#### [Stated problem]
Write out each record below exactly as it appears, with no pictures.

#### [Entries shown]
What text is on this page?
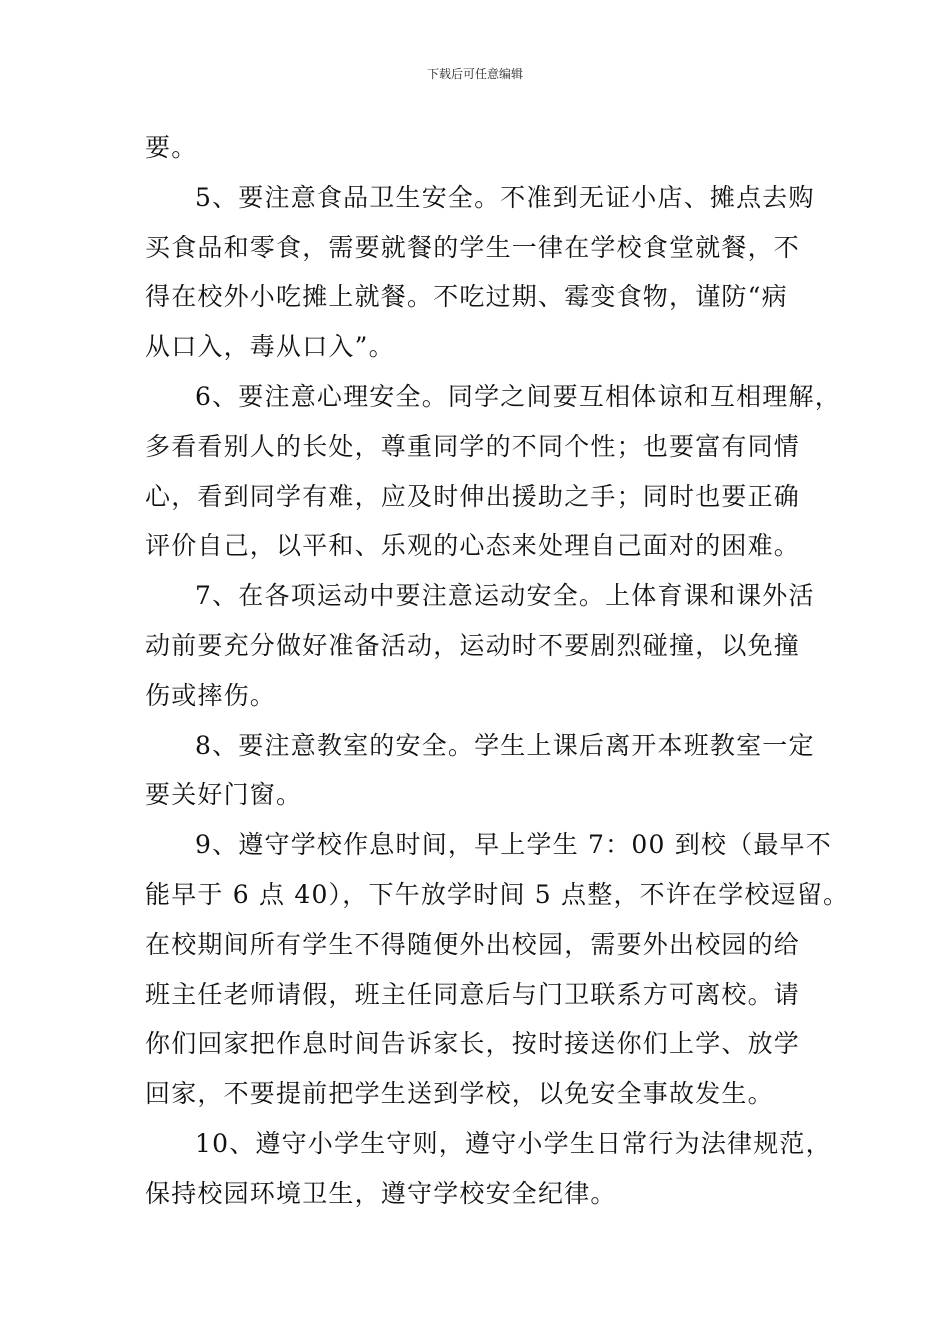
下载后可任意编辑
要。
5、要注意食品卫生安全。不准到无证小店、摊点去购
买食品和零食，需要就餐的学生一律在学校食堂就餐，不
得在校外小吃摊上就餐。不吃过期、霉变食物，谨防“病
从口入，毒从口入”。
6、要注意心理安全。同学之间要互相体谅和互相理解，
多看看别人的长处，尊重同学的不同个性；也要富有同情
心，看到同学有难，应及时伸出援助之手；同时也要正确
评价自己，以平和、乐观的心态来处理自己面对的困难。
7、在各项运动中要注意运动安全。上体育课和课外活
动前要充分做好准备活动，运动时不要剧烈碰撞，以免撞
伤或摔伤。
8、要注意教室的安全。学生上课后离开本班教室一定
要关好门窗。
9、遵守学校作息时间，早上学生 7：00 到校（最早不
能早于 6 点 40），下午放学时间 5 点整，不许在学校逗留。
在校期间所有学生不得随便外出校园，需要外出校园的给
班主任老师请假，班主任同意后与门卫联系方可离校。请
你们回家把作息时间告诉家长，按时接送你们上学、放学
回家，不要提前把学生送到学校，以免安全事故发生。
10、遵守小学生守则，遵守小学生日常行为法律规范，
保持校园环境卫生，遵守学校安全纪律。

#### [Worked solution]
What text is on this page?
下载后可任意编辑
要。
5、要注意食品卫生安全。不准到无证小店、摊点去购
买食品和零食，需要就餐的学生一律在学校食堂就餐，不
得在校外小吃摊上就餐。不吃过期、霉变食物，谨防“病
从口入，毒从口入”。
6、要注意心理安全。同学之间要互相体谅和互相理解，
多看看别人的长处，尊重同学的不同个性；也要富有同情
心，看到同学有难，应及时伸出援助之手；同时也要正确
评价自己，以平和、乐观的心态来处理自己面对的困难。
7、在各项运动中要注意运动安全。上体育课和课外活
动前要充分做好准备活动，运动时不要剧烈碰撞，以免撞
伤或摔伤。
8、要注意教室的安全。学生上课后离开本班教室一定
要关好门窗。
9、遵守学校作息时间，早上学生 7：00 到校（最早不
能早于 6 点 40），下午放学时间 5 点整，不许在学校逗留。
在校期间所有学生不得随便外出校园，需要外出校园的给
班主任老师请假，班主任同意后与门卫联系方可离校。请
你们回家把作息时间告诉家长，按时接送你们上学、放学
回家，不要提前把学生送到学校，以免安全事故发生。
10、遵守小学生守则，遵守小学生日常行为法律规范，
保持校园环境卫生，遵守学校安全纪律。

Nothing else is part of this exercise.